Data records =>
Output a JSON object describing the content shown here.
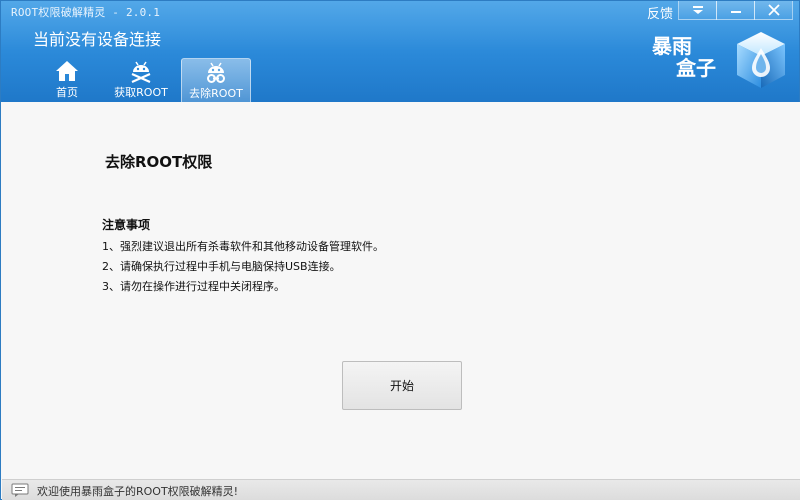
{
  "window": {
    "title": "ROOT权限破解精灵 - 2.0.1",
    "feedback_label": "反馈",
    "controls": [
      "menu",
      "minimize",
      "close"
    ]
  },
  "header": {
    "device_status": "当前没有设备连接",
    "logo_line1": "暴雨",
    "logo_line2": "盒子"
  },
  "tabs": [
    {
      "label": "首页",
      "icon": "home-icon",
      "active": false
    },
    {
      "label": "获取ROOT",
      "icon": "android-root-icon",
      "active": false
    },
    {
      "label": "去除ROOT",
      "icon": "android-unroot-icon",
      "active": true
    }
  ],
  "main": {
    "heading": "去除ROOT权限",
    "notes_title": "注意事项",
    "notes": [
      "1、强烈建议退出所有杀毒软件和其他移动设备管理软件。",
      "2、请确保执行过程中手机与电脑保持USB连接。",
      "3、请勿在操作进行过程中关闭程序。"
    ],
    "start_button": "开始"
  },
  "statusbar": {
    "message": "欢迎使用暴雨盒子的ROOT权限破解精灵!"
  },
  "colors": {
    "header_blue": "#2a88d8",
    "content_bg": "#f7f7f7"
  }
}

---

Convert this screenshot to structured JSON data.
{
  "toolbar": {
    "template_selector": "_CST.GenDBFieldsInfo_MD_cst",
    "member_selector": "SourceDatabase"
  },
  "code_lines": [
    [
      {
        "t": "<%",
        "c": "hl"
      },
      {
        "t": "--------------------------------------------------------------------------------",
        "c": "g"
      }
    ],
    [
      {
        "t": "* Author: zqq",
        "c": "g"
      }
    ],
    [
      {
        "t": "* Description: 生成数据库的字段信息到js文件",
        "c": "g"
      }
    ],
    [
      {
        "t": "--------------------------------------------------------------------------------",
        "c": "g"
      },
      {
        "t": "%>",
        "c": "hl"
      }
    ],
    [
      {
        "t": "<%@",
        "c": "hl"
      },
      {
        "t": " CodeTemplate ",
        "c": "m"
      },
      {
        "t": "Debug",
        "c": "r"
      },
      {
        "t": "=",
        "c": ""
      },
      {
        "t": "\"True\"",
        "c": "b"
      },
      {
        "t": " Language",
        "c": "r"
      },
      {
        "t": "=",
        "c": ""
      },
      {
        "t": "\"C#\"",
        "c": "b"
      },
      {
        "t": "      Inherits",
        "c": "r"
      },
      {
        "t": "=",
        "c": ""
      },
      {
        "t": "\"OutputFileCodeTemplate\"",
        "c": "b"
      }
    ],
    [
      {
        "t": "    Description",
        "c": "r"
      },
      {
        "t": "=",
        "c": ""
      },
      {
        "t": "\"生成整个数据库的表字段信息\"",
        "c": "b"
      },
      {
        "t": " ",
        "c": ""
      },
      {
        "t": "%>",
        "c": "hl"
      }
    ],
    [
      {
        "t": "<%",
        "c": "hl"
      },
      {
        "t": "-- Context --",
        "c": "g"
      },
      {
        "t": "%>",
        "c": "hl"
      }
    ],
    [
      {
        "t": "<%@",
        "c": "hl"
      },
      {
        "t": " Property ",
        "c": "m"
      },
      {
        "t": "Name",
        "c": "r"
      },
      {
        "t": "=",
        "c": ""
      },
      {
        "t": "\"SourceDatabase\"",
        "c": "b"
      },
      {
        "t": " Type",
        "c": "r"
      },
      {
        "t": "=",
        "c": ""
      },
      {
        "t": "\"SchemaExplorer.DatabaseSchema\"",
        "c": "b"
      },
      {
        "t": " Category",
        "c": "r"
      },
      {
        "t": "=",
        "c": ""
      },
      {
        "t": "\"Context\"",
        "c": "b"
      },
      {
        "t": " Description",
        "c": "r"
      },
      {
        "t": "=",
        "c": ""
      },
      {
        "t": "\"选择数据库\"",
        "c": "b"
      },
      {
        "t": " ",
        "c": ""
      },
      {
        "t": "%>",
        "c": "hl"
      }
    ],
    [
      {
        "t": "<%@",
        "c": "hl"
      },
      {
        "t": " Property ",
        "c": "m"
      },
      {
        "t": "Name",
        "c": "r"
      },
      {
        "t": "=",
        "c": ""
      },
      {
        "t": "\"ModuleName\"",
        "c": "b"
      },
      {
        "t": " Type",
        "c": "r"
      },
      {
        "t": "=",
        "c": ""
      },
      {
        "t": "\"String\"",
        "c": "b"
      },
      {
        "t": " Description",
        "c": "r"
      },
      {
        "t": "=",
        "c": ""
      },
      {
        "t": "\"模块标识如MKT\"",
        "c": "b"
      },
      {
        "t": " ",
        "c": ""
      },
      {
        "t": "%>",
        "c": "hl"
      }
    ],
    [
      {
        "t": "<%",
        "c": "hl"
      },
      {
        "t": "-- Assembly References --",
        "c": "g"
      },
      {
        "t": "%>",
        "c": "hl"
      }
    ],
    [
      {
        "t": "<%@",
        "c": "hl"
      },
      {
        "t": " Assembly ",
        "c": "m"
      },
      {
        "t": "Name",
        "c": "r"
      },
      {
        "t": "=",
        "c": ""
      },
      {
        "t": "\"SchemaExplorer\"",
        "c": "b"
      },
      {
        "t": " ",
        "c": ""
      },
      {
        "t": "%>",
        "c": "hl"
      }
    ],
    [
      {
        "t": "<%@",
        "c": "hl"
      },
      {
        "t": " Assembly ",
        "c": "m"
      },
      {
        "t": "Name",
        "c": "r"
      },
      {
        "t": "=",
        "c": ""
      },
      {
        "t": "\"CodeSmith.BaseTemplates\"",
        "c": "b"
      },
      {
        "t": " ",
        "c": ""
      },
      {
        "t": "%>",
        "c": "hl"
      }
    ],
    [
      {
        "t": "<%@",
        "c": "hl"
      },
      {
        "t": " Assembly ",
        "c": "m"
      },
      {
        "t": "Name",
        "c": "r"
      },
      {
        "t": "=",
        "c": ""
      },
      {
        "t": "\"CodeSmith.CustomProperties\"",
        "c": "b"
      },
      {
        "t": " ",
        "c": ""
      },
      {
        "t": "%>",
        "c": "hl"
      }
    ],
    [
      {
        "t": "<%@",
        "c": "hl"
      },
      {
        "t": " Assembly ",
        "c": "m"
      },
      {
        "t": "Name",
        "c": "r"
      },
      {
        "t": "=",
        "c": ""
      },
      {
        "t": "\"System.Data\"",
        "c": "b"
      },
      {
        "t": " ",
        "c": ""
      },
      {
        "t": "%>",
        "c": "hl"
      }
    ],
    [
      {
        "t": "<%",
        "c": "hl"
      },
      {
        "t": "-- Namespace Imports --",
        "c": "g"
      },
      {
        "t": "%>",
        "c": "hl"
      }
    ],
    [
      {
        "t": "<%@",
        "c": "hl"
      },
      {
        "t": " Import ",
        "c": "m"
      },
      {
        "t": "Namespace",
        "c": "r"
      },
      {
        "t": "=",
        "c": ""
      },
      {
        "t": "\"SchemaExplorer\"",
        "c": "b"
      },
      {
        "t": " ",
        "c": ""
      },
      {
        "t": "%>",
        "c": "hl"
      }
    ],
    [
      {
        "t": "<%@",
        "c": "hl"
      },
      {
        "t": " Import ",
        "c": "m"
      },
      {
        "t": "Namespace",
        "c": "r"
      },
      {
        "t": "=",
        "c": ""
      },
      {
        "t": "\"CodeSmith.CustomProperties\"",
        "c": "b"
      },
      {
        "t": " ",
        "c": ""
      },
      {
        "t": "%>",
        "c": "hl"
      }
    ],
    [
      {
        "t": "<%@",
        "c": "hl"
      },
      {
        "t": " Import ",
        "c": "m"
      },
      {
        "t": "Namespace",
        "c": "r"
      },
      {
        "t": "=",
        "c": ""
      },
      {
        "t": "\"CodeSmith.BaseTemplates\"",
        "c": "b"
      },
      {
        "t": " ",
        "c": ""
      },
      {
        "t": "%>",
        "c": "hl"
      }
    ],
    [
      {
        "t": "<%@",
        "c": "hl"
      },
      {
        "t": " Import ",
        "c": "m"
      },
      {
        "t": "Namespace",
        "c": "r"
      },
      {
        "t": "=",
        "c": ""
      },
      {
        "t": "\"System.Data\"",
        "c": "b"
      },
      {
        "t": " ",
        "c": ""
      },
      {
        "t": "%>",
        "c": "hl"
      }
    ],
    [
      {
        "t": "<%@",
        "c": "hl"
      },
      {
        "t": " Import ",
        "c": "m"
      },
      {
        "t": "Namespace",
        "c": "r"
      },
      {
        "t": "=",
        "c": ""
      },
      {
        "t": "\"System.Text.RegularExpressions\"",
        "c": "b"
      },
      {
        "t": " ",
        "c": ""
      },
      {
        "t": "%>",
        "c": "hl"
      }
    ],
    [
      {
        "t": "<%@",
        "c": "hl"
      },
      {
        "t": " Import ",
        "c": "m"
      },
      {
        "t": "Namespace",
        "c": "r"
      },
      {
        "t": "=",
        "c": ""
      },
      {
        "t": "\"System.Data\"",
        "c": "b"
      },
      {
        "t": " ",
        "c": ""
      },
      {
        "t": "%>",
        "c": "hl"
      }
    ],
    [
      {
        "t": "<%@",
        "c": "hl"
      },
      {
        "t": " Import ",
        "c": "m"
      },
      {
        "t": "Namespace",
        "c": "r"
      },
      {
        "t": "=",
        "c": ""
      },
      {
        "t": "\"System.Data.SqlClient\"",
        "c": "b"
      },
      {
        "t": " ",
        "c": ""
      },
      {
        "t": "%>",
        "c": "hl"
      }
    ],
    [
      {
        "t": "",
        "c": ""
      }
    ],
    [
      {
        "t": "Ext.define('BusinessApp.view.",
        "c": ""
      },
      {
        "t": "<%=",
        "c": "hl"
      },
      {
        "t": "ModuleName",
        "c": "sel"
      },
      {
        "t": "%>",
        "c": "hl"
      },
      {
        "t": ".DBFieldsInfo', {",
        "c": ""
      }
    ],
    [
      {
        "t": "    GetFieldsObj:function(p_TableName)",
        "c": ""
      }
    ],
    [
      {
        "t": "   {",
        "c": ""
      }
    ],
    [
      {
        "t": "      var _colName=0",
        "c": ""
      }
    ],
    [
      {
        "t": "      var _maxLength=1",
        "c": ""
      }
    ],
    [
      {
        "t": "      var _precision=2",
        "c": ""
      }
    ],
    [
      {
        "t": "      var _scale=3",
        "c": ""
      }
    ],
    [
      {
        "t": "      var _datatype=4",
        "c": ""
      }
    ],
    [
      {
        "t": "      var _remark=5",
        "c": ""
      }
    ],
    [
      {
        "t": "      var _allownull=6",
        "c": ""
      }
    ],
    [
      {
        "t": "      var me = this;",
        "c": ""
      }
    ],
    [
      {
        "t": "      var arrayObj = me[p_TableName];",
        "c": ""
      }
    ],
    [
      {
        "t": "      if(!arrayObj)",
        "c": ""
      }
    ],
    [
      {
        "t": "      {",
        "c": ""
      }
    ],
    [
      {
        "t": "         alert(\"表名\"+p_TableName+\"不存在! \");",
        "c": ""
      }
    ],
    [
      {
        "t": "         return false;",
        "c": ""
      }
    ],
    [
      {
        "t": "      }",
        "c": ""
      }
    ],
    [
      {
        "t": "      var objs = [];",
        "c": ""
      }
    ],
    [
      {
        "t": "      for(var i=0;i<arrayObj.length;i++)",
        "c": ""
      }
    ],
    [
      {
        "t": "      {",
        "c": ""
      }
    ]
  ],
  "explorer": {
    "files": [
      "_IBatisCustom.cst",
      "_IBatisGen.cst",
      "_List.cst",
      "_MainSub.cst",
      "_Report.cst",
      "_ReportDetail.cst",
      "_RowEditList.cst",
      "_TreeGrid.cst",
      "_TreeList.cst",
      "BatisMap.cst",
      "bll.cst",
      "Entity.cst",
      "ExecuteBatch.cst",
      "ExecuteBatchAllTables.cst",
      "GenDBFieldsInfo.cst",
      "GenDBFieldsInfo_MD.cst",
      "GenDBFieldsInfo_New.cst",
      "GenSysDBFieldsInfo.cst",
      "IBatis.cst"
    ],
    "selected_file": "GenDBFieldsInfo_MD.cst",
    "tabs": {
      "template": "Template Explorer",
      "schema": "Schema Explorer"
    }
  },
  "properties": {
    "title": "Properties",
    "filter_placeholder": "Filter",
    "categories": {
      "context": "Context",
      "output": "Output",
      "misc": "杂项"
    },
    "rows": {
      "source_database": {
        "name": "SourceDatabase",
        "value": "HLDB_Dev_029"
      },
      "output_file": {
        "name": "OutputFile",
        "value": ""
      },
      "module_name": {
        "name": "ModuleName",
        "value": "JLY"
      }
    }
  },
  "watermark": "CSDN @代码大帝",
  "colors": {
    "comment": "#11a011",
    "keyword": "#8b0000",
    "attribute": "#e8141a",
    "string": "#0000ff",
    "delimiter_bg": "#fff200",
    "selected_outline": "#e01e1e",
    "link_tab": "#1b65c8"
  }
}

--

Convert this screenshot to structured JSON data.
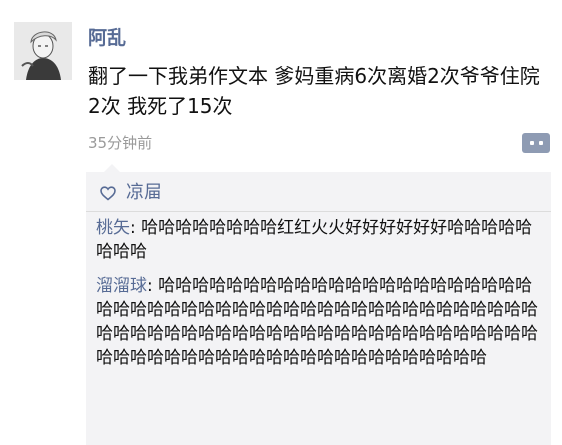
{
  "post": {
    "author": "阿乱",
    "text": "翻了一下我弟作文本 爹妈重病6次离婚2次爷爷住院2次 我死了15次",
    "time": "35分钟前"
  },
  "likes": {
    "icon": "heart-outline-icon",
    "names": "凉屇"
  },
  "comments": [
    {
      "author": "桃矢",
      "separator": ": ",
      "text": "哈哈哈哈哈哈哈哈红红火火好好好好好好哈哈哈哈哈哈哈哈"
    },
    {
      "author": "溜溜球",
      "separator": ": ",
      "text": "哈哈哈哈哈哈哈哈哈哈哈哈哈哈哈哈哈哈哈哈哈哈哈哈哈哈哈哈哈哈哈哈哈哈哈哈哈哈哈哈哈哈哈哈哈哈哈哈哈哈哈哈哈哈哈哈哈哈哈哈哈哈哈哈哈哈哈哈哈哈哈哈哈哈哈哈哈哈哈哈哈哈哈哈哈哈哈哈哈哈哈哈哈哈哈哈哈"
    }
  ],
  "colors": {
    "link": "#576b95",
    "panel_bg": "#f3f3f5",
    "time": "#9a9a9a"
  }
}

Goal of the exercise =>
Which lines include the word "Context"? List them all.

Solution for this task =>
        "t": "-- Context --",
        "t": "\"Context\"",
      "context": "Context",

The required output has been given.